* _Records provided_:
#####
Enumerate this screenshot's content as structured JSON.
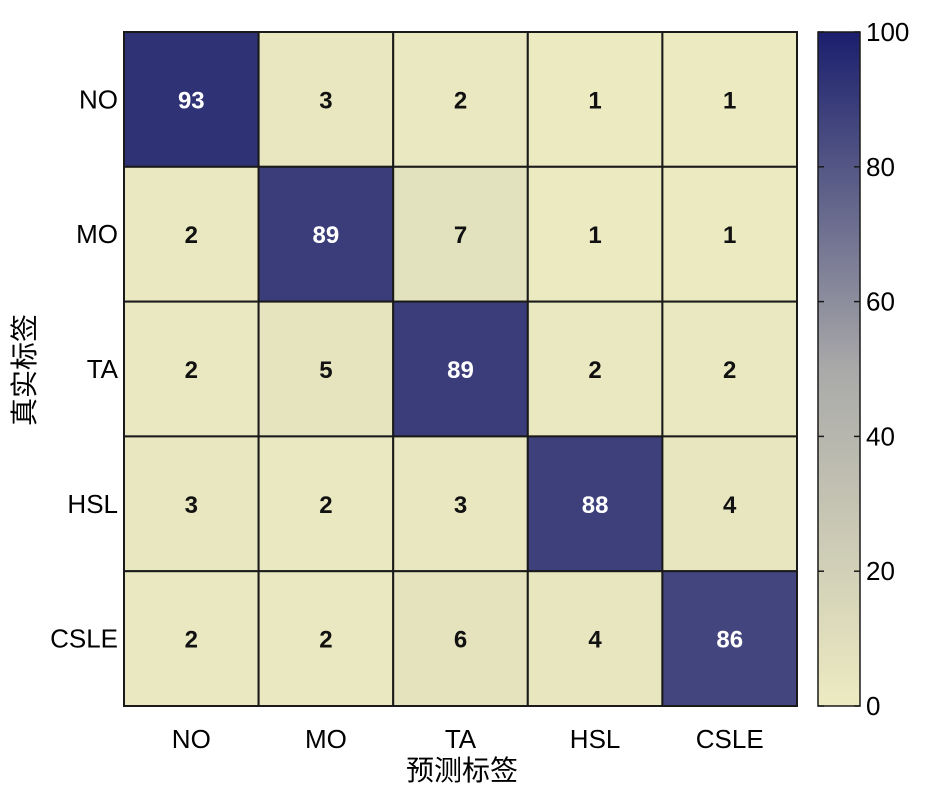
{
  "chart_data": {
    "type": "heatmap",
    "title": "",
    "xlabel": "预测标签",
    "ylabel": "真实标签",
    "x_categories": [
      "NO",
      "MO",
      "TA",
      "HSL",
      "CSLE"
    ],
    "y_categories": [
      "NO",
      "MO",
      "TA",
      "HSL",
      "CSLE"
    ],
    "values": [
      [
        93,
        3,
        2,
        1,
        1
      ],
      [
        2,
        89,
        7,
        1,
        1
      ],
      [
        2,
        5,
        89,
        2,
        2
      ],
      [
        3,
        2,
        3,
        88,
        4
      ],
      [
        2,
        2,
        6,
        4,
        86
      ]
    ],
    "colorbar": {
      "range": [
        0,
        100
      ],
      "ticks": [
        "0",
        "20",
        "40",
        "60",
        "80",
        "100"
      ],
      "low_color": "#edebc1",
      "mid_color": "#a9a9a9",
      "high_color": "#1b1f6d"
    },
    "grid": true
  }
}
#####
* _The task_: Go through the listing above and quote it exactly, apart from its images.

* _Exercise result_:
Enumerate this screenshot's content as structured JSON.
{
  "chart_data": {
    "type": "heatmap",
    "title": "",
    "xlabel": "预测标签",
    "ylabel": "真实标签",
    "x_categories": [
      "NO",
      "MO",
      "TA",
      "HSL",
      "CSLE"
    ],
    "y_categories": [
      "NO",
      "MO",
      "TA",
      "HSL",
      "CSLE"
    ],
    "values": [
      [
        93,
        3,
        2,
        1,
        1
      ],
      [
        2,
        89,
        7,
        1,
        1
      ],
      [
        2,
        5,
        89,
        2,
        2
      ],
      [
        3,
        2,
        3,
        88,
        4
      ],
      [
        2,
        2,
        6,
        4,
        86
      ]
    ],
    "colorbar": {
      "range": [
        0,
        100
      ],
      "ticks": [
        "0",
        "20",
        "40",
        "60",
        "80",
        "100"
      ],
      "low_color": "#edebc1",
      "mid_color": "#a9a9a9",
      "high_color": "#1b1f6d"
    },
    "grid": true
  }
}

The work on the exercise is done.